Provided data:
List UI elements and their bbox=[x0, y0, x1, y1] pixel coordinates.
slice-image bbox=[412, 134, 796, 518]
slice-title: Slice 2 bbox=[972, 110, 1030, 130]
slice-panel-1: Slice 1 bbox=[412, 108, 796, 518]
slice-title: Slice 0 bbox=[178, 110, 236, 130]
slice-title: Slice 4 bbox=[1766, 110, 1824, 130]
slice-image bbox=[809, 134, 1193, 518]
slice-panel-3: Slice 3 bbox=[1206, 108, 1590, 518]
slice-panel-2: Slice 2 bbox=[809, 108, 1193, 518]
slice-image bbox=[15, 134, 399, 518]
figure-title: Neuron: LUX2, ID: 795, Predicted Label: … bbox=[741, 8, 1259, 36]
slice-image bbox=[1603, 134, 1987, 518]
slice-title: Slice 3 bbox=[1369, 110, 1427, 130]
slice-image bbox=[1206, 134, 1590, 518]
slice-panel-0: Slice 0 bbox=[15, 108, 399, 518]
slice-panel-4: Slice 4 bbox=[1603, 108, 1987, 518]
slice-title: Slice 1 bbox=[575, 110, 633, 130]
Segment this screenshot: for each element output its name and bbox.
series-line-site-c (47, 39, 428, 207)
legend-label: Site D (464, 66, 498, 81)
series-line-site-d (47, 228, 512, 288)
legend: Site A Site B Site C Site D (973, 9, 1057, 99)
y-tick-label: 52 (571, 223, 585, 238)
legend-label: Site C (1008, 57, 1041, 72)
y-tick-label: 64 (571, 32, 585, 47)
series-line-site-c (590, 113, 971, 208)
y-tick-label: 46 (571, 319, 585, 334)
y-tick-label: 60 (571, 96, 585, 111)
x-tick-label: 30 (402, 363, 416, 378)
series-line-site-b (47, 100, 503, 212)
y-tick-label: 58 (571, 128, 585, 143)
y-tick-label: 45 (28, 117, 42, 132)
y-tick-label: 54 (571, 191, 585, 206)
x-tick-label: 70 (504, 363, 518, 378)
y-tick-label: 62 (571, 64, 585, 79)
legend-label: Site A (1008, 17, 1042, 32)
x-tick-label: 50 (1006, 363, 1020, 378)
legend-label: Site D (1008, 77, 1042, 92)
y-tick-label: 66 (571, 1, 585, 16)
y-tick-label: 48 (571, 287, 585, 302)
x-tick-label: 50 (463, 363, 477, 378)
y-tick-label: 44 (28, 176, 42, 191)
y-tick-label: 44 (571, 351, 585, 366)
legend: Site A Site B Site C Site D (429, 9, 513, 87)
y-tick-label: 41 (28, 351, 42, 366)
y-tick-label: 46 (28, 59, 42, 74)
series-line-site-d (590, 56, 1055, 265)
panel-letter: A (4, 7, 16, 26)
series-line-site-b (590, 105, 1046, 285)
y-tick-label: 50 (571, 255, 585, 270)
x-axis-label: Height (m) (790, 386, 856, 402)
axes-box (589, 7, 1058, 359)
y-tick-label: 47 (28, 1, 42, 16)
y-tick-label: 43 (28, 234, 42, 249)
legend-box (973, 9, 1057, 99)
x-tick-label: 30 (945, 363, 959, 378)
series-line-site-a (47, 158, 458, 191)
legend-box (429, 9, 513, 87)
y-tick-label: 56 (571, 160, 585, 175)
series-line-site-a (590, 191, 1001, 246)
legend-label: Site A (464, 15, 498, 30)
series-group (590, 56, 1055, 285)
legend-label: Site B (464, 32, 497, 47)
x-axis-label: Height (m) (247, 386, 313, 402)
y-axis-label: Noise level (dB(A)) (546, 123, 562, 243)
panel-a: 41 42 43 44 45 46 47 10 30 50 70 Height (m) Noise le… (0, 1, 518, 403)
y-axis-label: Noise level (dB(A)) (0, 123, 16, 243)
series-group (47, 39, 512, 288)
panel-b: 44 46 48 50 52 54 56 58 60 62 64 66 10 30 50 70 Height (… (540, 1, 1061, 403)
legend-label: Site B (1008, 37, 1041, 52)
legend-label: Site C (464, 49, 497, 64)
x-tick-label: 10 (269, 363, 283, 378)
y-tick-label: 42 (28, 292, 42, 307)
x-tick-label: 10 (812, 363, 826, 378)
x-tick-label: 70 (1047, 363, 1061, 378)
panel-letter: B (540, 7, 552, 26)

What you should do: Retype all of the lines above without changing anything.

Correct output:
List UI elements and their bbox=[x0, y0, x1, y1] pixel coordinates.
slice-image bbox=[412, 134, 796, 518]
slice-title: Slice 2 bbox=[972, 110, 1030, 130]
slice-panel-1: Slice 1 bbox=[412, 108, 796, 518]
slice-title: Slice 0 bbox=[178, 110, 236, 130]
slice-title: Slice 4 bbox=[1766, 110, 1824, 130]
slice-image bbox=[809, 134, 1193, 518]
slice-panel-3: Slice 3 bbox=[1206, 108, 1590, 518]
slice-panel-2: Slice 2 bbox=[809, 108, 1193, 518]
slice-image bbox=[15, 134, 399, 518]
figure-title: Neuron: LUX2, ID: 795, Predicted Label: … bbox=[741, 8, 1259, 36]
slice-image bbox=[1603, 134, 1987, 518]
slice-title: Slice 3 bbox=[1369, 110, 1427, 130]
slice-image bbox=[1206, 134, 1590, 518]
slice-panel-0: Slice 0 bbox=[15, 108, 399, 518]
slice-panel-4: Slice 4 bbox=[1603, 108, 1987, 518]
slice-title: Slice 1 bbox=[575, 110, 633, 130]
Segment this screenshot: for each element output its name and bbox.
series-line-site-c (47, 39, 428, 207)
legend-label: Site D (464, 66, 498, 81)
series-line-site-d (47, 228, 512, 288)
legend: Site A Site B Site C Site D (973, 9, 1057, 99)
y-tick-label: 52 (571, 223, 585, 238)
legend-label: Site C (1008, 57, 1041, 72)
y-tick-label: 64 (571, 32, 585, 47)
series-line-site-c (590, 113, 971, 208)
y-tick-label: 46 (571, 319, 585, 334)
y-tick-label: 60 (571, 96, 585, 111)
x-tick-label: 30 (402, 363, 416, 378)
series-line-site-b (47, 100, 503, 212)
y-tick-label: 58 (571, 128, 585, 143)
y-tick-label: 45 (28, 117, 42, 132)
y-tick-label: 54 (571, 191, 585, 206)
x-tick-label: 70 (504, 363, 518, 378)
y-tick-label: 62 (571, 64, 585, 79)
legend-label: Site A (1008, 17, 1042, 32)
x-tick-label: 50 (1006, 363, 1020, 378)
legend-label: Site D (1008, 77, 1042, 92)
y-tick-label: 66 (571, 1, 585, 16)
y-tick-label: 48 (571, 287, 585, 302)
x-tick-label: 50 (463, 363, 477, 378)
y-tick-label: 44 (28, 176, 42, 191)
y-tick-label: 44 (571, 351, 585, 366)
legend: Site A Site B Site C Site D (429, 9, 513, 87)
y-tick-label: 41 (28, 351, 42, 366)
y-tick-label: 46 (28, 59, 42, 74)
series-line-site-d (590, 56, 1055, 265)
panel-letter: A (4, 7, 16, 26)
series-line-site-b (590, 105, 1046, 285)
y-tick-label: 50 (571, 255, 585, 270)
x-axis-label: Height (m) (790, 386, 856, 402)
axes-box (589, 7, 1058, 359)
y-tick-label: 47 (28, 1, 42, 16)
y-tick-label: 43 (28, 234, 42, 249)
legend-box (973, 9, 1057, 99)
x-tick-label: 30 (945, 363, 959, 378)
series-line-site-a (47, 158, 458, 191)
legend-box (429, 9, 513, 87)
y-tick-label: 56 (571, 160, 585, 175)
series-line-site-a (590, 191, 1001, 246)
legend-label: Site A (464, 15, 498, 30)
series-group (590, 56, 1055, 285)
legend-label: Site B (464, 32, 497, 47)
x-axis-label: Height (m) (247, 386, 313, 402)
y-axis-label: Noise level (dB(A)) (546, 123, 562, 243)
panel-a: 41 42 43 44 45 46 47 10 30 50 70 Height (m) Noise le… (0, 1, 518, 403)
y-axis-label: Noise level (dB(A)) (0, 123, 16, 243)
series-group (47, 39, 512, 288)
panel-b: 44 46 48 50 52 54 56 58 60 62 64 66 10 30 50 70 Height (… (540, 1, 1061, 403)
legend-label: Site B (1008, 37, 1041, 52)
legend-label: Site C (464, 49, 497, 64)
x-tick-label: 10 (269, 363, 283, 378)
y-tick-label: 42 (28, 292, 42, 307)
x-tick-label: 10 (812, 363, 826, 378)
x-tick-label: 70 (1047, 363, 1061, 378)
panel-letter: B (540, 7, 552, 26)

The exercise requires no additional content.